_Task brief:_ Print the full passage below on biofouling and antifouling paints, word for word.

The Clean Hull Initiative calls on regulators, shipping companies, ports, coatings manufacturers, technology and service providers, as well as academic and research institutions to focus on biofouling management.
The most common way to combat biofouling, Bellona says, is by using antifouling coatings containing biocides. While coatings alone do not prevent all biofouling, in combination with IWC or dry docking, accumulated fouling can be physically removed.
Cleaning can be proactive (fouling at early stages) or reactive (at later stages), with reactive cleaning posing a higher risk of damaging the coating and further cause release of invasive species into the marine environment. As a result, reactive cleaning is often performed with technology to capture organic debris removed from the hull.
In March, Danish biotech company Cysbio announced it developed a new sustainable replacement for copper in antifouling paints. According to reports, the company has developed and patented a fermentation technology to produce eelgrass acid as a copper replacement.
To find an environmentally friendly alternative, the company looked to biobased materials. Eelgrass, which grows on very low shores and in depths of 10 meters (32.8 feet) deep, can reportedly be used to prevent microbes and other larger organisms from attaching themselves to surfaces.
According to Cysbio, Sweden has fully banned ships with copper paint in the Bay of Bothnia and freshwater lakes, while the Netherlands and California has introduced restrictions that prohibit the sale of ship paint with high concentrations of copper for yachts and recreational vessels.
In addition to concerns over copper, recent studies have shown that paint flakes in general are a large portion of microplastics and other harmful materials found in water. In October last year, a study conducted by the University of Plymouth and the Marine Biological Association (MBA) observed that paint flakes could be one of the most abundant types of microplastic particles found in the ocean.

_Listed records:_
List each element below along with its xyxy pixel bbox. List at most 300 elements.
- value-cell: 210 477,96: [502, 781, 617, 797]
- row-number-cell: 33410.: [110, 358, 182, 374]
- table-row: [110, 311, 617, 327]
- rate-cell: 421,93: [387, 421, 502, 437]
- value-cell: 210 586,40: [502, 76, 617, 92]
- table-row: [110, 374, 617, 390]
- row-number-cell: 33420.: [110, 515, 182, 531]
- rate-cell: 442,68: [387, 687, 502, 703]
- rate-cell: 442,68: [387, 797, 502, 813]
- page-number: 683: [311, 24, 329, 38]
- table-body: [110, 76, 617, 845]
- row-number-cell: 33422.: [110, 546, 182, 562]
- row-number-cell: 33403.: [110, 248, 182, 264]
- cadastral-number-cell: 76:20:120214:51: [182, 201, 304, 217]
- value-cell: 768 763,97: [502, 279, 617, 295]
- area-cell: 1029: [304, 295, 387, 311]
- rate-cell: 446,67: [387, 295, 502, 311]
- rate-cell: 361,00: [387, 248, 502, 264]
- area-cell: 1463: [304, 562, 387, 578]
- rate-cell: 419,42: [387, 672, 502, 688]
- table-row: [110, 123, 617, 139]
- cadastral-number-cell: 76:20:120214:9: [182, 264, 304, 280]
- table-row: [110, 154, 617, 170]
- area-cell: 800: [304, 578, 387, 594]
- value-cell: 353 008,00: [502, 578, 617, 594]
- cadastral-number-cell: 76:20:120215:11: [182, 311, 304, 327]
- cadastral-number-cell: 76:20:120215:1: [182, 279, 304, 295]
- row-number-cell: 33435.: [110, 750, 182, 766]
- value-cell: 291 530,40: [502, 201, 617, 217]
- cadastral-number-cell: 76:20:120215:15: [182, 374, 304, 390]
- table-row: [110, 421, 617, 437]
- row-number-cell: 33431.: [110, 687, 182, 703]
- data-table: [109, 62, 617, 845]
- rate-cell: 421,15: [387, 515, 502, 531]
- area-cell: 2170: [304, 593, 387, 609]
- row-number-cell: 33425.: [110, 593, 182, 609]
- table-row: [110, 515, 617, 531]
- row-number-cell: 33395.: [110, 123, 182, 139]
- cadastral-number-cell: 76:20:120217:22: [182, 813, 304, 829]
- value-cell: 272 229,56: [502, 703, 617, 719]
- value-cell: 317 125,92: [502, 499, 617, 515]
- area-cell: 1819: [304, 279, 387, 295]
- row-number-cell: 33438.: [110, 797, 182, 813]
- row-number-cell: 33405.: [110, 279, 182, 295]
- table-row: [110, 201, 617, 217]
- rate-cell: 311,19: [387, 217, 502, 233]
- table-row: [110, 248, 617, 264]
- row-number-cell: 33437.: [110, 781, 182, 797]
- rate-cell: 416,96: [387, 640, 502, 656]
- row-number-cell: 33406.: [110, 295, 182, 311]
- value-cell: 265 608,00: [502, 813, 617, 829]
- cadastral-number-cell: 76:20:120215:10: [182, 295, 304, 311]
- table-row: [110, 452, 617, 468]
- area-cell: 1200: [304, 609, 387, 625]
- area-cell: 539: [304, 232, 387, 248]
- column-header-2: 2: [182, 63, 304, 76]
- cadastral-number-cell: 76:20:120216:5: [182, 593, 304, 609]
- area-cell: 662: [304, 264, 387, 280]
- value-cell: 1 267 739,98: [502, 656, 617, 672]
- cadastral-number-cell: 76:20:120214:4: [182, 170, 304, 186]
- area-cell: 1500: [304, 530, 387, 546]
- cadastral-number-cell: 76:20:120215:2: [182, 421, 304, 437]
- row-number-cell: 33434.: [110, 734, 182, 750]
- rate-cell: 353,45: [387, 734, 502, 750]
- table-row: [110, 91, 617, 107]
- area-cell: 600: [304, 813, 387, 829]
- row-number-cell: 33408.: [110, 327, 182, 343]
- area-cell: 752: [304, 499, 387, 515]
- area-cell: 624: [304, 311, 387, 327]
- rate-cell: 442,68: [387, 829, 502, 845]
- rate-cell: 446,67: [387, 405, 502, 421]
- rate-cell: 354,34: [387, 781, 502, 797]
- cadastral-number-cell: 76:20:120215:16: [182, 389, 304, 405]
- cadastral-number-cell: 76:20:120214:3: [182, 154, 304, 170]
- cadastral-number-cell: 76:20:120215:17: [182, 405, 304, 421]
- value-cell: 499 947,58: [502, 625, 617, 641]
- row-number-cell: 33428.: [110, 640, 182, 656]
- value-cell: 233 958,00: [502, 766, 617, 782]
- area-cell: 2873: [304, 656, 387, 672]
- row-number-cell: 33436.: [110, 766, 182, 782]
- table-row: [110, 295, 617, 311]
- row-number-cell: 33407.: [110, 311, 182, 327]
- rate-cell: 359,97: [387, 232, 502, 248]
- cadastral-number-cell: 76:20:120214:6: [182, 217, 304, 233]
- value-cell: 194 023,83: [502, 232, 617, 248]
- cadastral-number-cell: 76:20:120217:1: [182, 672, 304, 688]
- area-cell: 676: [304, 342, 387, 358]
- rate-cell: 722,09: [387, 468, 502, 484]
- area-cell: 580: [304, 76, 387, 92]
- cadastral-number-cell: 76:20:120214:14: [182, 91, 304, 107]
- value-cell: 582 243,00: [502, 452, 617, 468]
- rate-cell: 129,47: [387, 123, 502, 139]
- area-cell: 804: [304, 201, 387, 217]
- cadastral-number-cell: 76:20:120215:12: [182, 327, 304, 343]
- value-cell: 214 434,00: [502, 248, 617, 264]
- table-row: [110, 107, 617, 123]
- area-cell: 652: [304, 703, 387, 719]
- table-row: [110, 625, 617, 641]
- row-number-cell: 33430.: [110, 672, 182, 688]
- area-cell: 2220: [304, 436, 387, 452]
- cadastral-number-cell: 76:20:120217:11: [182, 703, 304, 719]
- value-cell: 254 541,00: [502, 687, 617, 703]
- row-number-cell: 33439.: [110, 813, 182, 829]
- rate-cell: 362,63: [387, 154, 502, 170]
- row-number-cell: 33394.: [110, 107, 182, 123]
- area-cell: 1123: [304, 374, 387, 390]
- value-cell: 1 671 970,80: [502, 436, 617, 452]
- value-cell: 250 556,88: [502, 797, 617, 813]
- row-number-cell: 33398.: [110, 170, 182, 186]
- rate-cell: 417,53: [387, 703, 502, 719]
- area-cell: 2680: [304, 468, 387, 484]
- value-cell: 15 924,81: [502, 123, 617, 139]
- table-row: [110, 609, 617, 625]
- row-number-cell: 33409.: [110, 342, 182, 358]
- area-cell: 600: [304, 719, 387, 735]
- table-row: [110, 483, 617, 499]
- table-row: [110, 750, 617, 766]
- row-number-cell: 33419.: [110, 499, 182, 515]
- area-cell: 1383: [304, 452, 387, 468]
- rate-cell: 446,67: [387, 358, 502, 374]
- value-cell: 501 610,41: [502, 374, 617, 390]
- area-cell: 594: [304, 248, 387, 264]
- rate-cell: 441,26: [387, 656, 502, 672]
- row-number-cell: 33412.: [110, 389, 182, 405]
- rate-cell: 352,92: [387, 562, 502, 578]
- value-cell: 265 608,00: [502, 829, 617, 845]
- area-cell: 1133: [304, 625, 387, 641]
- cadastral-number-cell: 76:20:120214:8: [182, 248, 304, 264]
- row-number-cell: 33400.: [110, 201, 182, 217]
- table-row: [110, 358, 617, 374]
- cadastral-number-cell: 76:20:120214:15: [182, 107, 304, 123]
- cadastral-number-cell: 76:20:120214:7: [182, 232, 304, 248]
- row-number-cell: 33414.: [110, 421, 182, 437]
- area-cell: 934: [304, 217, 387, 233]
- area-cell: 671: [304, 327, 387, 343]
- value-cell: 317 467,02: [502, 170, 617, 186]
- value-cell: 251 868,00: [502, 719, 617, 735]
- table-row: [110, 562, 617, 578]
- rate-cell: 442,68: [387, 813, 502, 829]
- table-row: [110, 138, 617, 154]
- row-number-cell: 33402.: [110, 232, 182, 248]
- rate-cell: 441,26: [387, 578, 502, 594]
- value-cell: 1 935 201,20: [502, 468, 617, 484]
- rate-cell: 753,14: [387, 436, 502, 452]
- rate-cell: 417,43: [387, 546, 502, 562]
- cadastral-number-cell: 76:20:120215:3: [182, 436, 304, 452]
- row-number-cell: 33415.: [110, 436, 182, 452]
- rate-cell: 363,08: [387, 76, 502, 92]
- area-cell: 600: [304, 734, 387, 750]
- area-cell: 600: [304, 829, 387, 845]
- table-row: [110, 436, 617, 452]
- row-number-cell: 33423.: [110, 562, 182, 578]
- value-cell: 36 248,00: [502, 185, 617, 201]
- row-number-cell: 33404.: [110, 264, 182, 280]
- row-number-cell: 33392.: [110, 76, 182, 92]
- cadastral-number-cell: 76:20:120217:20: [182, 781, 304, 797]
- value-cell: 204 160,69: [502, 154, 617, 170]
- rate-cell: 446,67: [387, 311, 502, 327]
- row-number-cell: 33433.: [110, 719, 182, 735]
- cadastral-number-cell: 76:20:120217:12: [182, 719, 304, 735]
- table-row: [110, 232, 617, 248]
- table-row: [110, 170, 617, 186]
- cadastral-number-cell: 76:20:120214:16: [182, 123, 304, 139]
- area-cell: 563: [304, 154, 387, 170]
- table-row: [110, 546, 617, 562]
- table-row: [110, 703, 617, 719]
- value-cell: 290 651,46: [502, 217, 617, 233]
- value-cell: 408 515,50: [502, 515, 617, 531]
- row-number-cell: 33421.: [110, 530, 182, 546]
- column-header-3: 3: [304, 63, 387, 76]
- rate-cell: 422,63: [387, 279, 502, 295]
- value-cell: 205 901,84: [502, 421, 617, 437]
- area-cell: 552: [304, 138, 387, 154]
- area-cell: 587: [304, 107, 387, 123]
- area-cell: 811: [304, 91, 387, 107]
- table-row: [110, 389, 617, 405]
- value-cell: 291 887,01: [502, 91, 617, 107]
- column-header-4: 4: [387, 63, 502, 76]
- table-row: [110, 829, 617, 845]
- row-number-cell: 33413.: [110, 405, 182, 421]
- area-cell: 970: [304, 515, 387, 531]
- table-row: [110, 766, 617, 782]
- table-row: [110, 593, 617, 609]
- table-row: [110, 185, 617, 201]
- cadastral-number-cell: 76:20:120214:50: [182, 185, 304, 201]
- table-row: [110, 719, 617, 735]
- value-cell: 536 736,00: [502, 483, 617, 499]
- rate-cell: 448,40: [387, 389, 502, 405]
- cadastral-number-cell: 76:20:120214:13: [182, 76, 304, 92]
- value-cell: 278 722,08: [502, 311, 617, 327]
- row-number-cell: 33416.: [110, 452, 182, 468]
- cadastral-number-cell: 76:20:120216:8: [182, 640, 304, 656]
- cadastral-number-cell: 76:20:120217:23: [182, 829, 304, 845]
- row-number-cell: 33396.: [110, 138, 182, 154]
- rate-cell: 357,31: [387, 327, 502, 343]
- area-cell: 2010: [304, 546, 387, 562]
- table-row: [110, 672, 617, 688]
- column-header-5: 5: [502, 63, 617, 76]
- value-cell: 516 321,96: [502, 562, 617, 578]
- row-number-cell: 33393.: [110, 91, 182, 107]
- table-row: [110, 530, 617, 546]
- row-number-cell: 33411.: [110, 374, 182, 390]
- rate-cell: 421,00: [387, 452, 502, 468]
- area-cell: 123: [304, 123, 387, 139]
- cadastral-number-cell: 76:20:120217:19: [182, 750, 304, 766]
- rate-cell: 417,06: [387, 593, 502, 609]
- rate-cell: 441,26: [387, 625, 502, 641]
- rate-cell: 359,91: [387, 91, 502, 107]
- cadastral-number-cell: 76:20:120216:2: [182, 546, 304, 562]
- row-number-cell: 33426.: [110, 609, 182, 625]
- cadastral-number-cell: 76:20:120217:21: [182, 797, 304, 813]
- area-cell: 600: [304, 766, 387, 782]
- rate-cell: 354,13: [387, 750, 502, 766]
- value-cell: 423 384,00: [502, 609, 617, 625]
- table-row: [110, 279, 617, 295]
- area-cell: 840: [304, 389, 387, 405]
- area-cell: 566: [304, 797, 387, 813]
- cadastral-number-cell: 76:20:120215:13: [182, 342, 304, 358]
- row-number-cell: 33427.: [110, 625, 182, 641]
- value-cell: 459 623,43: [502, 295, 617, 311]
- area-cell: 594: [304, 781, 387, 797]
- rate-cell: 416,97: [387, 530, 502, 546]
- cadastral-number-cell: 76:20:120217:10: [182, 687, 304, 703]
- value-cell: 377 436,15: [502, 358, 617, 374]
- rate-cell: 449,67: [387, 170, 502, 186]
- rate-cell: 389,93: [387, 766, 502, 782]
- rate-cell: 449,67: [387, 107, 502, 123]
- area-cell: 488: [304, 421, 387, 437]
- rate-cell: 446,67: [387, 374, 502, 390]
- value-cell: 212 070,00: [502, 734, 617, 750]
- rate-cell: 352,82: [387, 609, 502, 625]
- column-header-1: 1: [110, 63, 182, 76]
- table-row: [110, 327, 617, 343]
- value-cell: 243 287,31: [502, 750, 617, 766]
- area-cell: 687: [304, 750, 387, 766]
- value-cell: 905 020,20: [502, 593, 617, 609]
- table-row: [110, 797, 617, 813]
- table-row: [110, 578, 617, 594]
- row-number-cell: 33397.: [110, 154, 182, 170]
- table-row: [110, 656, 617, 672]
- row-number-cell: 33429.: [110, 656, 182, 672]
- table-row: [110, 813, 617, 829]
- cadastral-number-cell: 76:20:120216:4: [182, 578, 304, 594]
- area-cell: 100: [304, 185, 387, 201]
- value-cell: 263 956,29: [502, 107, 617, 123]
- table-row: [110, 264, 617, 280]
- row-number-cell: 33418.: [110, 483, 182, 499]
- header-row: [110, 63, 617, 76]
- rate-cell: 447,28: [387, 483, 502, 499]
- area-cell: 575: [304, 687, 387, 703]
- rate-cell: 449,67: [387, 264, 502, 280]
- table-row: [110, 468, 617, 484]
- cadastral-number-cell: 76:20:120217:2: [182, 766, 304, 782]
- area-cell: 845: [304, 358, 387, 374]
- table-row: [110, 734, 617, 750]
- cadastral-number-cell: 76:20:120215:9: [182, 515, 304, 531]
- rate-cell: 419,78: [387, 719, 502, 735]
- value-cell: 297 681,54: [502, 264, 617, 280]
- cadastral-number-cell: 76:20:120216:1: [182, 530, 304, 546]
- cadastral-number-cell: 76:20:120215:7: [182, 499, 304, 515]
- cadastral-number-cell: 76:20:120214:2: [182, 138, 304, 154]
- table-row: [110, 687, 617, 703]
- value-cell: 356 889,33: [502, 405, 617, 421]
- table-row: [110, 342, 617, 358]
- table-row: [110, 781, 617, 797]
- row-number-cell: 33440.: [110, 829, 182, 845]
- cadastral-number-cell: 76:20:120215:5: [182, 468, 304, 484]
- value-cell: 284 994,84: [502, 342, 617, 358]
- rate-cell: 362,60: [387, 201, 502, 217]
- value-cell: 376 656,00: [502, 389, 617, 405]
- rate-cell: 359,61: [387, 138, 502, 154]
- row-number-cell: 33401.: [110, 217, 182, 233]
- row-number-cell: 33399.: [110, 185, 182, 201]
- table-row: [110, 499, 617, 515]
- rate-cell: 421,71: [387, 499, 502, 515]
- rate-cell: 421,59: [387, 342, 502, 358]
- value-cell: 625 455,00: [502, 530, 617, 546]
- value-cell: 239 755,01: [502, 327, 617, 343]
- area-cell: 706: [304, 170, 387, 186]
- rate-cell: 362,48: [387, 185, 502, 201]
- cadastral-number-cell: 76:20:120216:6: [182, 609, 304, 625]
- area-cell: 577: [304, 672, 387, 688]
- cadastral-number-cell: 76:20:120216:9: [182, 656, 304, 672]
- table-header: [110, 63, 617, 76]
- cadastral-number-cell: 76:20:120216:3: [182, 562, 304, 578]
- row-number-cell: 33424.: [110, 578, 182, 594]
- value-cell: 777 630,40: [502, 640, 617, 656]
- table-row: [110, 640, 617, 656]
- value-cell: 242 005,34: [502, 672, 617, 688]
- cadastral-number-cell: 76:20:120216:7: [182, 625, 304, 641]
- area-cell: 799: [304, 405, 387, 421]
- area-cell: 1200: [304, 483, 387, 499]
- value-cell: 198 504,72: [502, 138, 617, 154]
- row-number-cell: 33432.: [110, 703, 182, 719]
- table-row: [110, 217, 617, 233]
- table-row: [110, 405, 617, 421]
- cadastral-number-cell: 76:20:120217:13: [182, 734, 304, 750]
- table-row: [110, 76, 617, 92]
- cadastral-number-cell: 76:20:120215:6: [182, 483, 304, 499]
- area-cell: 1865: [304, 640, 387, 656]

_Reply to the task:_
The Clean Hull Initiative calls on regulators, shipping companies, ports, coatings manufacturers, technology and service providers, as well as academic and research institutions to focus on biofouling management.
The most common way to combat biofouling, Bellona says, is by using antifouling coatings containing biocides. While coatings alone do not prevent all biofouling, in combination with IWC or dry docking, accumulated fouling can be physically removed.
Cleaning can be proactive (fouling at early stages) or reactive (at later stages), with reactive cleaning posing a higher risk of damaging the coating and further cause release of invasive species into the marine environment. As a result, reactive cleaning is often performed with technology to capture organic debris removed from the hull.
In March, Danish biotech company Cysbio announced it developed a new sustainable replacement for copper in antifouling paints. According to reports, the company has developed and patented a fermentation technology to produce eelgrass acid as a copper replacement.
To find an environmentally friendly alternative, the company looked to biobased materials. Eelgrass, which grows on very low shores and in depths of 10 meters (32.8 feet) deep, can reportedly be used to prevent microbes and other larger organisms from attaching themselves to surfaces.
According to Cysbio, Sweden has fully banned ships with copper paint in the Bay of Bothnia and freshwater lakes, while the Netherlands and California has introduced restrictions that prohibit the sale of ship paint with high concentrations of copper for yachts and recreational vessels.
In addition to concerns over copper, recent studies have shown that paint flakes in general are a large portion of microplastics and other harmful materials found in water. In October last year, a study conducted by the University of Plymouth and the Marine Biological Association (MBA) observed that paint flakes could be one of the most abundant types of microplastic particles found in the ocean.